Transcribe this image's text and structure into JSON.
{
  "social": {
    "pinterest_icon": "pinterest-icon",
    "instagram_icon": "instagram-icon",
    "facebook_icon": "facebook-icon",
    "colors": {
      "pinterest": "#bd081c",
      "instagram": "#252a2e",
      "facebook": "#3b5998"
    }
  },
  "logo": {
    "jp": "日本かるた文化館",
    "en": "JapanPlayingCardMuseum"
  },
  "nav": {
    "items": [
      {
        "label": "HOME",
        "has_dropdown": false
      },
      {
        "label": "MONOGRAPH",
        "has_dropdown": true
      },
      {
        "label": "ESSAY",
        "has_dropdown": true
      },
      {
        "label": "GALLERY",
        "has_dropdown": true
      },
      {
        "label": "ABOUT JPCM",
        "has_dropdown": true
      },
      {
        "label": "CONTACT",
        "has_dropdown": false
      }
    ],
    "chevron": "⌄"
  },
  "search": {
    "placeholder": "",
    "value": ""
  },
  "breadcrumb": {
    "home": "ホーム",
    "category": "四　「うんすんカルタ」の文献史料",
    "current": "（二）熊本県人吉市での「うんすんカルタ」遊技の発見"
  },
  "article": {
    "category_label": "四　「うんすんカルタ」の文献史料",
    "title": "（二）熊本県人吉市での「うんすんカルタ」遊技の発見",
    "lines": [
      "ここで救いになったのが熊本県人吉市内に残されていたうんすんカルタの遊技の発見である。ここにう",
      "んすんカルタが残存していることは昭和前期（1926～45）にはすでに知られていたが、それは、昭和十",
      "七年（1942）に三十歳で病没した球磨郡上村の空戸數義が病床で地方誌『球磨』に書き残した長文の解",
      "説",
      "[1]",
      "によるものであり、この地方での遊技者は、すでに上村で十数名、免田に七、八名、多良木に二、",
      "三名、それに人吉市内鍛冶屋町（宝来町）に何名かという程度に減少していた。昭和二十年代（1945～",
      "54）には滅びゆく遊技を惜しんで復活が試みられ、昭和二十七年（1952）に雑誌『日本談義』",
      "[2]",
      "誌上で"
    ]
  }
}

#### TASK PROMPT:
Reproduce every entry shown above, precisely as it stands.

#### TASK ANSWER:
Transcribe this image's text and structure into JSON.
{
  "social": {
    "pinterest_icon": "pinterest-icon",
    "instagram_icon": "instagram-icon",
    "facebook_icon": "facebook-icon",
    "colors": {
      "pinterest": "#bd081c",
      "instagram": "#252a2e",
      "facebook": "#3b5998"
    }
  },
  "logo": {
    "jp": "日本かるた文化館",
    "en": "JapanPlayingCardMuseum"
  },
  "nav": {
    "items": [
      {
        "label": "HOME",
        "has_dropdown": false
      },
      {
        "label": "MONOGRAPH",
        "has_dropdown": true
      },
      {
        "label": "ESSAY",
        "has_dropdown": true
      },
      {
        "label": "GALLERY",
        "has_dropdown": true
      },
      {
        "label": "ABOUT JPCM",
        "has_dropdown": true
      },
      {
        "label": "CONTACT",
        "has_dropdown": false
      }
    ],
    "chevron": "⌄"
  },
  "search": {
    "placeholder": "",
    "value": ""
  },
  "breadcrumb": {
    "home": "ホーム",
    "category": "四　「うんすんカルタ」の文献史料",
    "current": "（二）熊本県人吉市での「うんすんカルタ」遊技の発見"
  },
  "article": {
    "category_label": "四　「うんすんカルタ」の文献史料",
    "title": "（二）熊本県人吉市での「うんすんカルタ」遊技の発見",
    "lines": [
      "ここで救いになったのが熊本県人吉市内に残されていたうんすんカルタの遊技の発見である。ここにう",
      "んすんカルタが残存していることは昭和前期（1926～45）にはすでに知られていたが、それは、昭和十",
      "七年（1942）に三十歳で病没した球磨郡上村の空戸數義が病床で地方誌『球磨』に書き残した長文の解",
      "説",
      "[1]",
      "によるものであり、この地方での遊技者は、すでに上村で十数名、免田に七、八名、多良木に二、",
      "三名、それに人吉市内鍛冶屋町（宝来町）に何名かという程度に減少していた。昭和二十年代（1945～",
      "54）には滅びゆく遊技を惜しんで復活が試みられ、昭和二十七年（1952）に雑誌『日本談義』",
      "[2]",
      "誌上で"
    ]
  }
}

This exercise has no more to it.